Problem to solve:
Keep only those lines of the records that include the string "Monocyte".

Dataset content:
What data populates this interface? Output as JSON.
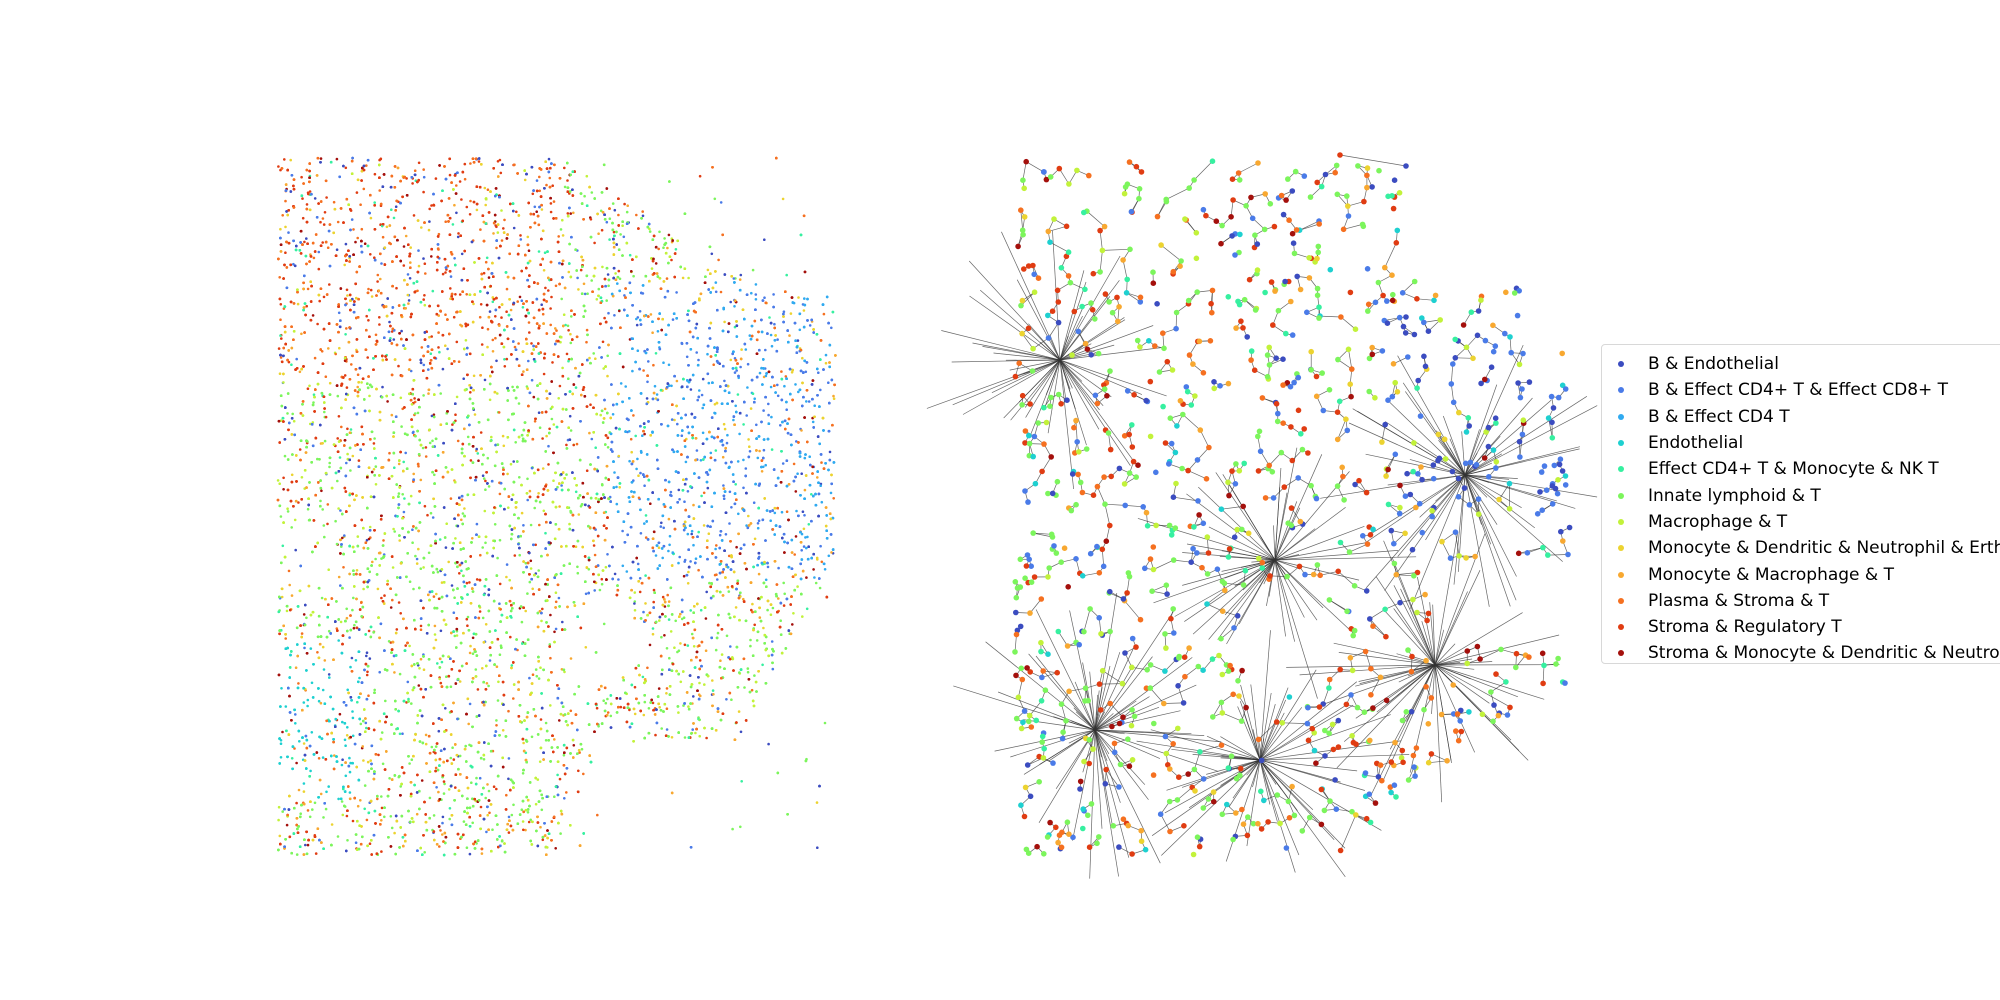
{
  "chart_data": [
    {
      "type": "scatter",
      "title": "",
      "xlabel": "",
      "ylabel": "",
      "axes_visible": false,
      "grid": false,
      "description_of_content": "spatial cell map colored by cell-type cluster"
    },
    {
      "type": "scatter",
      "title": "",
      "xlabel": "",
      "ylabel": "",
      "axes_visible": false,
      "grid": false,
      "edges": true,
      "legend_position": "right"
    }
  ],
  "legend": {
    "items": [
      {
        "label": "B & Endothelial",
        "color": "#3b4cc0"
      },
      {
        "label": "B & Effect CD4+ T & Effect CD8+ T",
        "color": "#4a7be8"
      },
      {
        "label": "B & Effect CD4 T",
        "color": "#30aaf0"
      },
      {
        "label": "Endothelial",
        "color": "#1ed0d0"
      },
      {
        "label": "Effect CD4+ T & Monocyte & NK T",
        "color": "#36f0a0"
      },
      {
        "label": "Innate lymphoid & T",
        "color": "#7cf55c"
      },
      {
        "label": "Macrophage & T",
        "color": "#c2f23a"
      },
      {
        "label": "Monocyte & Dendritic & Neutrophil & Erthyroid",
        "color": "#ecd330"
      },
      {
        "label": "Monocyte & Macrophage & T",
        "color": "#f8a830"
      },
      {
        "label": "Plasma & Stroma & T",
        "color": "#f57020"
      },
      {
        "label": "Stroma & Regulatory T",
        "color": "#e03c12"
      },
      {
        "label": "Stroma & Monocyte & Dendritic & Neutrophil",
        "color": "#a4100c"
      }
    ]
  }
}
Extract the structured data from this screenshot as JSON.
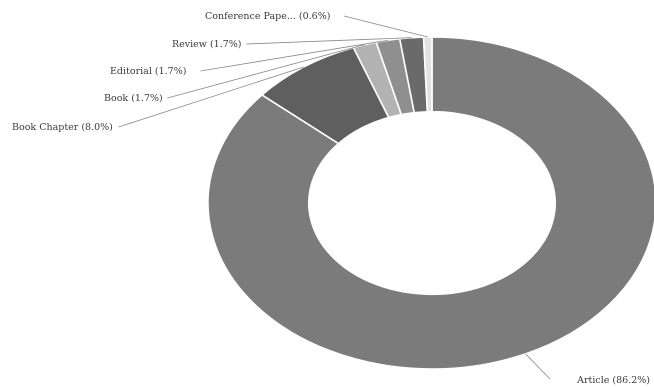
{
  "chart_data": {
    "type": "pie",
    "donut": true,
    "title": "",
    "series": [
      {
        "label": "Article (86.2%)",
        "value": 86.2,
        "color": "#7b7b7b"
      },
      {
        "label": "Book Chapter (8.0%)",
        "value": 8.0,
        "color": "#5f5f5f"
      },
      {
        "label": "Book (1.7%)",
        "value": 1.7,
        "color": "#b3b3b3"
      },
      {
        "label": "Editorial (1.7%)",
        "value": 1.7,
        "color": "#8f8f8f"
      },
      {
        "label": "Review (1.7%)",
        "value": 1.7,
        "color": "#6a6a6a"
      },
      {
        "label": "Conference Pape... (0.6%)",
        "value": 0.6,
        "color": "#e2e2e2"
      }
    ]
  }
}
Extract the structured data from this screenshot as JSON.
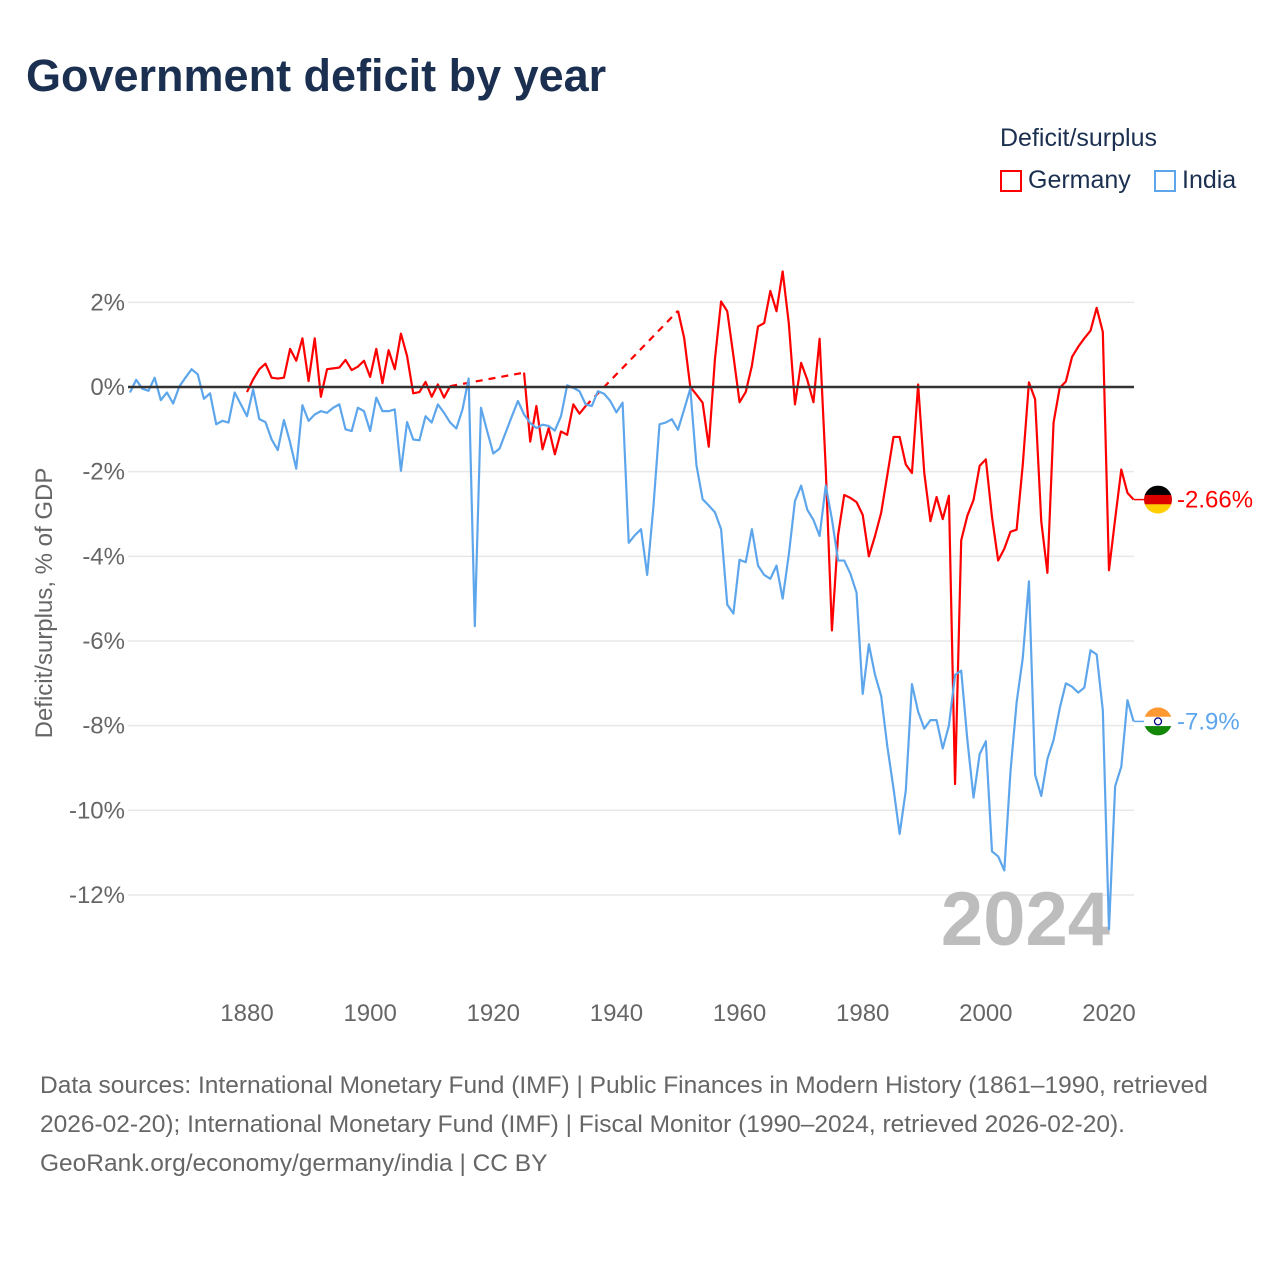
{
  "title": "Government deficit by year",
  "legend": {
    "title": "Deficit/surplus",
    "items": [
      {
        "name": "Germany",
        "color": "#ff0000"
      },
      {
        "name": "India",
        "color": "#5ea6ec"
      }
    ]
  },
  "year_watermark": "2024",
  "footer": {
    "sources": "Data sources: International Monetary Fund (IMF) | Public Finances in Modern History (1861–1990, retrieved 2026-02-20); International Monetary Fund (IMF) | Fiscal Monitor (1990–2024, retrieved 2026-02-20).",
    "credit": "GeoRank.org/economy/germany/india | CC BY"
  },
  "chart_data": {
    "type": "line",
    "title": "Government deficit by year",
    "xlabel": "",
    "ylabel": "Deficit/surplus, % of GDP",
    "xlim": [
      1861,
      2024
    ],
    "ylim": [
      -14,
      3
    ],
    "x_ticks": [
      "1880",
      "1900",
      "1920",
      "1940",
      "1960",
      "1980",
      "2000",
      "2020"
    ],
    "y_ticks": [
      {
        "v": 2,
        "label": "2%"
      },
      {
        "v": 0,
        "label": "0%"
      },
      {
        "v": -2,
        "label": "-2%"
      },
      {
        "v": -4,
        "label": "-4%"
      },
      {
        "v": -6,
        "label": "-6%"
      },
      {
        "v": -8,
        "label": "-8%"
      },
      {
        "v": -10,
        "label": "-10%"
      },
      {
        "v": -12,
        "label": "-12%"
      }
    ],
    "grid": true,
    "legend_position": "top-right",
    "gaps_drawn_dashed": true,
    "series": [
      {
        "name": "Germany",
        "color": "#ff0000",
        "end_label": "-2.66%",
        "start_year": 1880,
        "values": [
          -0.12,
          0.18,
          0.42,
          0.55,
          0.22,
          0.2,
          0.22,
          0.9,
          0.62,
          1.15,
          0.14,
          1.15,
          -0.23,
          0.42,
          0.44,
          0.46,
          0.64,
          0.4,
          0.48,
          0.62,
          0.24,
          0.9,
          0.09,
          0.87,
          0.42,
          1.26,
          0.73,
          -0.15,
          -0.12,
          0.12,
          -0.23,
          0.06,
          -0.25,
          0.02,
          null,
          null,
          null,
          null,
          null,
          null,
          null,
          null,
          null,
          null,
          null,
          0.34,
          -1.29,
          -0.45,
          -1.47,
          -0.97,
          -1.59,
          -1.05,
          -1.13,
          -0.41,
          -0.63,
          -0.45,
          null,
          null,
          null,
          null,
          null,
          null,
          null,
          null,
          null,
          null,
          null,
          null,
          null,
          null,
          1.8,
          1.16,
          0.0,
          -0.18,
          -0.37,
          -1.41,
          0.66,
          2.02,
          1.79,
          0.74,
          -0.36,
          -0.12,
          0.5,
          1.43,
          1.51,
          2.27,
          1.79,
          2.73,
          1.5,
          -0.41,
          0.57,
          0.17,
          -0.36,
          1.14,
          -1.93,
          -5.75,
          -3.5,
          -2.55,
          -2.62,
          -2.72,
          -3.02,
          -4.0,
          -3.52,
          -2.97,
          -2.08,
          -1.18,
          -1.18,
          -1.83,
          -2.03,
          0.06,
          -2.03,
          -3.17,
          -2.6,
          -3.12,
          -2.57,
          -9.38,
          -3.62,
          -3.04,
          -2.67,
          -1.86,
          -1.71,
          -3.07,
          -4.1,
          -3.82,
          -3.42,
          -3.37,
          -1.83,
          0.11,
          -0.29,
          -3.17,
          -4.39,
          -0.84,
          -0.02,
          0.13,
          0.71,
          0.95,
          1.15,
          1.33,
          1.87,
          1.3,
          -4.33,
          -3.12,
          -1.95,
          -2.5,
          -2.66
        ]
      },
      {
        "name": "India",
        "color": "#5ea6ec",
        "end_label": "-7.9%",
        "start_year": 1861,
        "values": [
          -0.13,
          0.17,
          -0.04,
          -0.09,
          0.22,
          -0.31,
          -0.13,
          -0.39,
          0.01,
          0.22,
          0.42,
          0.3,
          -0.28,
          -0.15,
          -0.88,
          -0.8,
          -0.84,
          -0.13,
          -0.41,
          -0.69,
          -0.06,
          -0.76,
          -0.83,
          -1.24,
          -1.49,
          -0.78,
          -1.31,
          -1.93,
          -0.43,
          -0.8,
          -0.65,
          -0.57,
          -0.61,
          -0.49,
          -0.41,
          -1.0,
          -1.04,
          -0.49,
          -0.57,
          -1.04,
          -0.25,
          -0.57,
          -0.57,
          -0.53,
          -1.98,
          -0.83,
          -1.24,
          -1.26,
          -0.69,
          -0.84,
          -0.41,
          -0.61,
          -0.84,
          -0.98,
          -0.53,
          0.2,
          -5.65,
          -0.49,
          -1.04,
          -1.57,
          -1.46,
          -1.08,
          -0.7,
          -0.33,
          -0.65,
          -0.85,
          -0.97,
          -0.89,
          -0.92,
          -1.03,
          -0.69,
          0.04,
          -0.02,
          -0.1,
          -0.41,
          -0.45,
          -0.1,
          -0.16,
          -0.33,
          -0.6,
          -0.37,
          -3.68,
          -3.5,
          -3.36,
          -4.44,
          -2.84,
          -0.88,
          -0.84,
          -0.76,
          -1.01,
          -0.53,
          -0.04,
          -1.85,
          -2.65,
          -2.8,
          -2.96,
          -3.36,
          -5.14,
          -5.35,
          -4.08,
          -4.14,
          -3.36,
          -4.22,
          -4.44,
          -4.53,
          -4.22,
          -5.0,
          -3.96,
          -2.69,
          -2.33,
          -2.9,
          -3.14,
          -3.52,
          -2.33,
          -3.12,
          -4.1,
          -4.1,
          -4.41,
          -4.86,
          -7.25,
          -6.08,
          -6.8,
          -7.3,
          -8.49,
          -9.48,
          -10.56,
          -9.53,
          -7.02,
          -7.67,
          -8.07,
          -7.87,
          -7.87,
          -8.54,
          -8.0,
          -6.8,
          -6.7,
          -8.34,
          -9.7,
          -8.67,
          -8.37,
          -10.97,
          -11.09,
          -11.42,
          -9.09,
          -7.45,
          -6.4,
          -4.59,
          -9.16,
          -9.66,
          -8.79,
          -8.34,
          -7.59,
          -7.0,
          -7.08,
          -7.22,
          -7.1,
          -6.22,
          -6.32,
          -7.64,
          -12.81,
          -9.43,
          -8.97,
          -7.4,
          -7.9
        ]
      }
    ]
  }
}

Written response:
        "label": "Effect CD4+ T & Monocyte & NK T",
        "label": "Monocyte & Dendritic & Neutrophil & Erthyroid",
        "label": "Monocyte & Macrophage & T",
        "label": "Stroma & Monocyte & Dendritic & Neutrophil",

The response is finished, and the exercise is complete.